(DATA SUPPLIED)
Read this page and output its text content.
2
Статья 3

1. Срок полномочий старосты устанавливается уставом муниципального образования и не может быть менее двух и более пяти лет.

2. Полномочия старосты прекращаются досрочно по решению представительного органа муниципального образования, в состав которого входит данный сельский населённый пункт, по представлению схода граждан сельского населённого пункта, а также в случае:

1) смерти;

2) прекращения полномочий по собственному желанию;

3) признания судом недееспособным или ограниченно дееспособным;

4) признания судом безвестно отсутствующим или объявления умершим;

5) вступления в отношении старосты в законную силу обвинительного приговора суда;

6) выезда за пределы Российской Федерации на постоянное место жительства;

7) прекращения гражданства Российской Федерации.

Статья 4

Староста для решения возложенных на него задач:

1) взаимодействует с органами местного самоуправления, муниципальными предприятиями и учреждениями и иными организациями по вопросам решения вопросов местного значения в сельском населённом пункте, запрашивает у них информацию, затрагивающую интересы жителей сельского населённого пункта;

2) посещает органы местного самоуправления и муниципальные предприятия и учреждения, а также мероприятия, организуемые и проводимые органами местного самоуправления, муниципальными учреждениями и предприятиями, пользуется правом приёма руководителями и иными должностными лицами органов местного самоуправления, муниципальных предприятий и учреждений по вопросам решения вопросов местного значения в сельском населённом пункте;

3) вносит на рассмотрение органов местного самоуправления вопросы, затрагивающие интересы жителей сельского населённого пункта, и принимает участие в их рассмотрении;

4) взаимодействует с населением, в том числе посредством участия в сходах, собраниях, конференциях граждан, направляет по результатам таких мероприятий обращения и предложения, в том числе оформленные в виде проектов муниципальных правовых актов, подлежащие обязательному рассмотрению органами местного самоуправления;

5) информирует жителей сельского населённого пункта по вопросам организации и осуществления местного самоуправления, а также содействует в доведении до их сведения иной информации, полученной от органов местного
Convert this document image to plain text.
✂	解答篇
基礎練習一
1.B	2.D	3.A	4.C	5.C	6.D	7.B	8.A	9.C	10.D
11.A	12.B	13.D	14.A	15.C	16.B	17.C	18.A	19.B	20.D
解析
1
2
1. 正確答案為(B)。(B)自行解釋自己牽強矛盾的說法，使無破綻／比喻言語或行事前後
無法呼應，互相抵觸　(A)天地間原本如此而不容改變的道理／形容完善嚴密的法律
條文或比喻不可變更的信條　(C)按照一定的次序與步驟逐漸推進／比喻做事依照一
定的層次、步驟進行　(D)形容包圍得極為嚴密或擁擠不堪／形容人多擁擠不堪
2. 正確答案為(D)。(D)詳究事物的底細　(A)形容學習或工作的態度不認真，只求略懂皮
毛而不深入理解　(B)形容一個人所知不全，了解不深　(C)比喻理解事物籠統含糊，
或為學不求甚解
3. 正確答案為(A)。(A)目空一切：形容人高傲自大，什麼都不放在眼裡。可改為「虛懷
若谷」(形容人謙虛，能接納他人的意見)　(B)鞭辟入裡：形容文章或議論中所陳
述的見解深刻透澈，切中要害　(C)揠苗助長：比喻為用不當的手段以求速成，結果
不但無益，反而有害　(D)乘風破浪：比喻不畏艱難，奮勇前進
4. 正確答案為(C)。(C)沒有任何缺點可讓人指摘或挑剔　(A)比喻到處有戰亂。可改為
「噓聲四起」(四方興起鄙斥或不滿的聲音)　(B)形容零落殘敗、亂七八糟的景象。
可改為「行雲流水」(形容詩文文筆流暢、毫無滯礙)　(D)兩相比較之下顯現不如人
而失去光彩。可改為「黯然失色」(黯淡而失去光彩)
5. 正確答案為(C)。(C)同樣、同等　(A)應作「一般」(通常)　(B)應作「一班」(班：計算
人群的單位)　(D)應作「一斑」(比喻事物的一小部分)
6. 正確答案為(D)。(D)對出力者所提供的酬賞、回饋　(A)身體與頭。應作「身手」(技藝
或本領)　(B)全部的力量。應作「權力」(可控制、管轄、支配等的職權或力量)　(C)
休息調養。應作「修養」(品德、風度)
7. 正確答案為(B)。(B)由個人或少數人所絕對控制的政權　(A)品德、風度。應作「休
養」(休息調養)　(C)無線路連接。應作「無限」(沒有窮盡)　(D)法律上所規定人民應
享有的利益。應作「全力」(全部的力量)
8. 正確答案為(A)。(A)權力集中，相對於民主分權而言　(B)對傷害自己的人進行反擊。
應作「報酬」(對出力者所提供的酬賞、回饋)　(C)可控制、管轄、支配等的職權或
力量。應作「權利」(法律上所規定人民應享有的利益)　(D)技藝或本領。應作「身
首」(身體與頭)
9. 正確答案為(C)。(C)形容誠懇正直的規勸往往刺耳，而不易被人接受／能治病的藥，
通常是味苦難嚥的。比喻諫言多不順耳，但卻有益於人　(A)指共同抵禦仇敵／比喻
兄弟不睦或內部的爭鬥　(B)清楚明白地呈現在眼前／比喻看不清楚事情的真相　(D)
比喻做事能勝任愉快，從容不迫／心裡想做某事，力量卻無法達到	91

(EXERCISE REQUIREMENTS) Please quote nothing but the lines from the line with "Convert this document image to plain text." through the end of the data above, exactly as written, ends included.

(WRITTEN RESPONSE)
Convert this document image to plain text.
✂	解答篇
基礎練習一
1.B	2.D	3.A	4.C	5.C	6.D	7.B	8.A	9.C	10.D
11.A	12.B	13.D	14.A	15.C	16.B	17.C	18.A	19.B	20.D
解析
1
2
1. 正確答案為(B)。(B)自行解釋自己牽強矛盾的說法，使無破綻／比喻言語或行事前後
無法呼應，互相抵觸　(A)天地間原本如此而不容改變的道理／形容完善嚴密的法律
條文或比喻不可變更的信條　(C)按照一定的次序與步驟逐漸推進／比喻做事依照一
定的層次、步驟進行　(D)形容包圍得極為嚴密或擁擠不堪／形容人多擁擠不堪
2. 正確答案為(D)。(D)詳究事物的底細　(A)形容學習或工作的態度不認真，只求略懂皮
毛而不深入理解　(B)形容一個人所知不全，了解不深　(C)比喻理解事物籠統含糊，
或為學不求甚解
3. 正確答案為(A)。(A)目空一切：形容人高傲自大，什麼都不放在眼裡。可改為「虛懷
若谷」(形容人謙虛，能接納他人的意見)　(B)鞭辟入裡：形容文章或議論中所陳
述的見解深刻透澈，切中要害　(C)揠苗助長：比喻為用不當的手段以求速成，結果
不但無益，反而有害　(D)乘風破浪：比喻不畏艱難，奮勇前進
4. 正確答案為(C)。(C)沒有任何缺點可讓人指摘或挑剔　(A)比喻到處有戰亂。可改為
「噓聲四起」(四方興起鄙斥或不滿的聲音)　(B)形容零落殘敗、亂七八糟的景象。
可改為「行雲流水」(形容詩文文筆流暢、毫無滯礙)　(D)兩相比較之下顯現不如人
而失去光彩。可改為「黯然失色」(黯淡而失去光彩)
5. 正確答案為(C)。(C)同樣、同等　(A)應作「一般」(通常)　(B)應作「一班」(班：計算
人群的單位)　(D)應作「一斑」(比喻事物的一小部分)
6. 正確答案為(D)。(D)對出力者所提供的酬賞、回饋　(A)身體與頭。應作「身手」(技藝
或本領)　(B)全部的力量。應作「權力」(可控制、管轄、支配等的職權或力量)　(C)
休息調養。應作「修養」(品德、風度)
7. 正確答案為(B)。(B)由個人或少數人所絕對控制的政權　(A)品德、風度。應作「休
養」(休息調養)　(C)無線路連接。應作「無限」(沒有窮盡)　(D)法律上所規定人民應
享有的利益。應作「全力」(全部的力量)
8. 正確答案為(A)。(A)權力集中，相對於民主分權而言　(B)對傷害自己的人進行反擊。
應作「報酬」(對出力者所提供的酬賞、回饋)　(C)可控制、管轄、支配等的職權或
力量。應作「權利」(法律上所規定人民應享有的利益)　(D)技藝或本領。應作「身
首」(身體與頭)
9. 正確答案為(C)。(C)形容誠懇正直的規勸往往刺耳，而不易被人接受／能治病的藥，
通常是味苦難嚥的。比喻諫言多不順耳，但卻有益於人　(A)指共同抵禦仇敵／比喻
兄弟不睦或內部的爭鬥　(B)清楚明白地呈現在眼前／比喻看不清楚事情的真相　(D)
比喻做事能勝任愉快，從容不迫／心裡想做某事，力量卻無法達到	91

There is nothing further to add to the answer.